- _Data records_:
--- Begin ---

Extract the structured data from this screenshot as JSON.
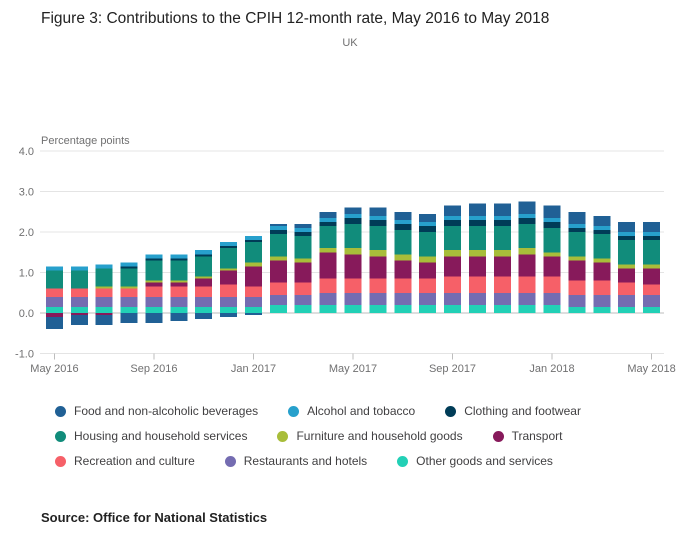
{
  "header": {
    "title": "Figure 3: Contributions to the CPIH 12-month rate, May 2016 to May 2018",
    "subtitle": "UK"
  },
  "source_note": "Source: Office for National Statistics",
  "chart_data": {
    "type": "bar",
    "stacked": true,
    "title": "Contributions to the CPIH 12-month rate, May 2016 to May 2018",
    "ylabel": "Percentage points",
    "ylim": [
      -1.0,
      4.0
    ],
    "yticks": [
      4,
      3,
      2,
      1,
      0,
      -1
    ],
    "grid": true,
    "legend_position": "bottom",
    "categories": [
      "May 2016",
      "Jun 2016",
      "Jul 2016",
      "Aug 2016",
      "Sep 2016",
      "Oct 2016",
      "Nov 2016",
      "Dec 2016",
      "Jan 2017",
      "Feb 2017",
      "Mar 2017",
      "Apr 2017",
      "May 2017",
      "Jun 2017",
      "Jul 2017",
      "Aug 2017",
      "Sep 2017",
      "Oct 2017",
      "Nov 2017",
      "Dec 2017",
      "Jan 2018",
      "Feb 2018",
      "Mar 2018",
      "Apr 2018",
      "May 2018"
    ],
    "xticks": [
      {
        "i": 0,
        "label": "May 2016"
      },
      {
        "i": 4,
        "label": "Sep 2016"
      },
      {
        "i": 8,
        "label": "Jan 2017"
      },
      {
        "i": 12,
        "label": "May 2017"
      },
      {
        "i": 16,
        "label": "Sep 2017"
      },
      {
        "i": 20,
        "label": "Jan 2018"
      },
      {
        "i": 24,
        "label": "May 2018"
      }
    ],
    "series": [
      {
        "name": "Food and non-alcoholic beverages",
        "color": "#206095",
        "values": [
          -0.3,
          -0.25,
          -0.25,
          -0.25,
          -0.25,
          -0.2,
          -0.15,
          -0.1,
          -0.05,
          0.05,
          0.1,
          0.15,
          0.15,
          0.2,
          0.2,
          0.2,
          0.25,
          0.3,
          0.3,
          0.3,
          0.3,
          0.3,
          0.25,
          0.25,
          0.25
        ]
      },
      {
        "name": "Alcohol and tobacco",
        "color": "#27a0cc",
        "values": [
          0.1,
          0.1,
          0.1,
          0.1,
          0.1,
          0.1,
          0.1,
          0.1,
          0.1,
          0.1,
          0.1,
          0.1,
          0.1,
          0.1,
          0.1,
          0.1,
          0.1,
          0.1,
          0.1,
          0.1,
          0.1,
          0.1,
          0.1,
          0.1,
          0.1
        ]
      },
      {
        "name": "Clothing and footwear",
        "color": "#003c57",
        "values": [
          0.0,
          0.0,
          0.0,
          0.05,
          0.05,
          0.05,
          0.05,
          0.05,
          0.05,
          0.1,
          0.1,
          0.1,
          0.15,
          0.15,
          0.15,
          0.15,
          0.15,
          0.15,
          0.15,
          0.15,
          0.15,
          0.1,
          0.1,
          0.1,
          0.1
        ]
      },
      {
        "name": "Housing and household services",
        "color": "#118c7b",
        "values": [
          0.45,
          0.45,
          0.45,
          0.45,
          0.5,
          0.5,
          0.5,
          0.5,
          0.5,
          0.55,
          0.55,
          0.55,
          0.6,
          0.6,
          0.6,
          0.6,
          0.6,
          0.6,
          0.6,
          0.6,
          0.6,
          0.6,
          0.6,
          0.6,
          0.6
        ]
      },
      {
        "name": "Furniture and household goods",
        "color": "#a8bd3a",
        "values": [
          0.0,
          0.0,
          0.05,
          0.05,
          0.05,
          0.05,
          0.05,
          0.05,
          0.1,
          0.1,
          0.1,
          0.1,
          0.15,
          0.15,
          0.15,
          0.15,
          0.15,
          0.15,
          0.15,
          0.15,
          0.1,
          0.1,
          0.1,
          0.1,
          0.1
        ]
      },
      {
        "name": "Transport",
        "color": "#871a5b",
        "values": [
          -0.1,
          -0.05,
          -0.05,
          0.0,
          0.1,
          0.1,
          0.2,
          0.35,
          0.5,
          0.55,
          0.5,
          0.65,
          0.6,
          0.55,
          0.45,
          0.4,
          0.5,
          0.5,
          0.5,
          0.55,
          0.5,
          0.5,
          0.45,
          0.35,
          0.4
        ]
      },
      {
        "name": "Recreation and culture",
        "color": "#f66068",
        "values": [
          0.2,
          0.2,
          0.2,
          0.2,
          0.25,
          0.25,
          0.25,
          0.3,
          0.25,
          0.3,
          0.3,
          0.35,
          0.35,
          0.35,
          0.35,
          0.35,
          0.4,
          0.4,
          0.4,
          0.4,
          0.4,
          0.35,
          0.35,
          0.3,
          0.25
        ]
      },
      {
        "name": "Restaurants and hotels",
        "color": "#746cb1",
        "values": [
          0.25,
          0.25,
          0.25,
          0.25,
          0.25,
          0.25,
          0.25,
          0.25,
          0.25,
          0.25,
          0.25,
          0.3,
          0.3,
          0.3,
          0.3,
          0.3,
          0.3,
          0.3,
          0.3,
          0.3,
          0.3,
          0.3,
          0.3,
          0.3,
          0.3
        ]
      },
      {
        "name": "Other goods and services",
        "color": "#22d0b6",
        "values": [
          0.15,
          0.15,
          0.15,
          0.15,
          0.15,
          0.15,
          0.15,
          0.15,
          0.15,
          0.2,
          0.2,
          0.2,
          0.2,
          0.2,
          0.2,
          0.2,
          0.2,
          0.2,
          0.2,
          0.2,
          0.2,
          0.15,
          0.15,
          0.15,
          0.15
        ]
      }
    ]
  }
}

--- End ---

- _What needs to be done_:
Your copy should match the entries exactly, minus the pictures.

- _Result of this task_:
Extract the structured data from this screenshot as JSON.
{
  "header": {
    "title": "Figure 3: Contributions to the CPIH 12-month rate, May 2016 to May 2018",
    "subtitle": "UK"
  },
  "source_note": "Source: Office for National Statistics",
  "chart_data": {
    "type": "bar",
    "stacked": true,
    "title": "Contributions to the CPIH 12-month rate, May 2016 to May 2018",
    "ylabel": "Percentage points",
    "ylim": [
      -1.0,
      4.0
    ],
    "yticks": [
      4,
      3,
      2,
      1,
      0,
      -1
    ],
    "grid": true,
    "legend_position": "bottom",
    "categories": [
      "May 2016",
      "Jun 2016",
      "Jul 2016",
      "Aug 2016",
      "Sep 2016",
      "Oct 2016",
      "Nov 2016",
      "Dec 2016",
      "Jan 2017",
      "Feb 2017",
      "Mar 2017",
      "Apr 2017",
      "May 2017",
      "Jun 2017",
      "Jul 2017",
      "Aug 2017",
      "Sep 2017",
      "Oct 2017",
      "Nov 2017",
      "Dec 2017",
      "Jan 2018",
      "Feb 2018",
      "Mar 2018",
      "Apr 2018",
      "May 2018"
    ],
    "xticks": [
      {
        "i": 0,
        "label": "May 2016"
      },
      {
        "i": 4,
        "label": "Sep 2016"
      },
      {
        "i": 8,
        "label": "Jan 2017"
      },
      {
        "i": 12,
        "label": "May 2017"
      },
      {
        "i": 16,
        "label": "Sep 2017"
      },
      {
        "i": 20,
        "label": "Jan 2018"
      },
      {
        "i": 24,
        "label": "May 2018"
      }
    ],
    "series": [
      {
        "name": "Food and non-alcoholic beverages",
        "color": "#206095",
        "values": [
          -0.3,
          -0.25,
          -0.25,
          -0.25,
          -0.25,
          -0.2,
          -0.15,
          -0.1,
          -0.05,
          0.05,
          0.1,
          0.15,
          0.15,
          0.2,
          0.2,
          0.2,
          0.25,
          0.3,
          0.3,
          0.3,
          0.3,
          0.3,
          0.25,
          0.25,
          0.25
        ]
      },
      {
        "name": "Alcohol and tobacco",
        "color": "#27a0cc",
        "values": [
          0.1,
          0.1,
          0.1,
          0.1,
          0.1,
          0.1,
          0.1,
          0.1,
          0.1,
          0.1,
          0.1,
          0.1,
          0.1,
          0.1,
          0.1,
          0.1,
          0.1,
          0.1,
          0.1,
          0.1,
          0.1,
          0.1,
          0.1,
          0.1,
          0.1
        ]
      },
      {
        "name": "Clothing and footwear",
        "color": "#003c57",
        "values": [
          0.0,
          0.0,
          0.0,
          0.05,
          0.05,
          0.05,
          0.05,
          0.05,
          0.05,
          0.1,
          0.1,
          0.1,
          0.15,
          0.15,
          0.15,
          0.15,
          0.15,
          0.15,
          0.15,
          0.15,
          0.15,
          0.1,
          0.1,
          0.1,
          0.1
        ]
      },
      {
        "name": "Housing and household services",
        "color": "#118c7b",
        "values": [
          0.45,
          0.45,
          0.45,
          0.45,
          0.5,
          0.5,
          0.5,
          0.5,
          0.5,
          0.55,
          0.55,
          0.55,
          0.6,
          0.6,
          0.6,
          0.6,
          0.6,
          0.6,
          0.6,
          0.6,
          0.6,
          0.6,
          0.6,
          0.6,
          0.6
        ]
      },
      {
        "name": "Furniture and household goods",
        "color": "#a8bd3a",
        "values": [
          0.0,
          0.0,
          0.05,
          0.05,
          0.05,
          0.05,
          0.05,
          0.05,
          0.1,
          0.1,
          0.1,
          0.1,
          0.15,
          0.15,
          0.15,
          0.15,
          0.15,
          0.15,
          0.15,
          0.15,
          0.1,
          0.1,
          0.1,
          0.1,
          0.1
        ]
      },
      {
        "name": "Transport",
        "color": "#871a5b",
        "values": [
          -0.1,
          -0.05,
          -0.05,
          0.0,
          0.1,
          0.1,
          0.2,
          0.35,
          0.5,
          0.55,
          0.5,
          0.65,
          0.6,
          0.55,
          0.45,
          0.4,
          0.5,
          0.5,
          0.5,
          0.55,
          0.5,
          0.5,
          0.45,
          0.35,
          0.4
        ]
      },
      {
        "name": "Recreation and culture",
        "color": "#f66068",
        "values": [
          0.2,
          0.2,
          0.2,
          0.2,
          0.25,
          0.25,
          0.25,
          0.3,
          0.25,
          0.3,
          0.3,
          0.35,
          0.35,
          0.35,
          0.35,
          0.35,
          0.4,
          0.4,
          0.4,
          0.4,
          0.4,
          0.35,
          0.35,
          0.3,
          0.25
        ]
      },
      {
        "name": "Restaurants and hotels",
        "color": "#746cb1",
        "values": [
          0.25,
          0.25,
          0.25,
          0.25,
          0.25,
          0.25,
          0.25,
          0.25,
          0.25,
          0.25,
          0.25,
          0.3,
          0.3,
          0.3,
          0.3,
          0.3,
          0.3,
          0.3,
          0.3,
          0.3,
          0.3,
          0.3,
          0.3,
          0.3,
          0.3
        ]
      },
      {
        "name": "Other goods and services",
        "color": "#22d0b6",
        "values": [
          0.15,
          0.15,
          0.15,
          0.15,
          0.15,
          0.15,
          0.15,
          0.15,
          0.15,
          0.2,
          0.2,
          0.2,
          0.2,
          0.2,
          0.2,
          0.2,
          0.2,
          0.2,
          0.2,
          0.2,
          0.2,
          0.15,
          0.15,
          0.15,
          0.15
        ]
      }
    ]
  }
}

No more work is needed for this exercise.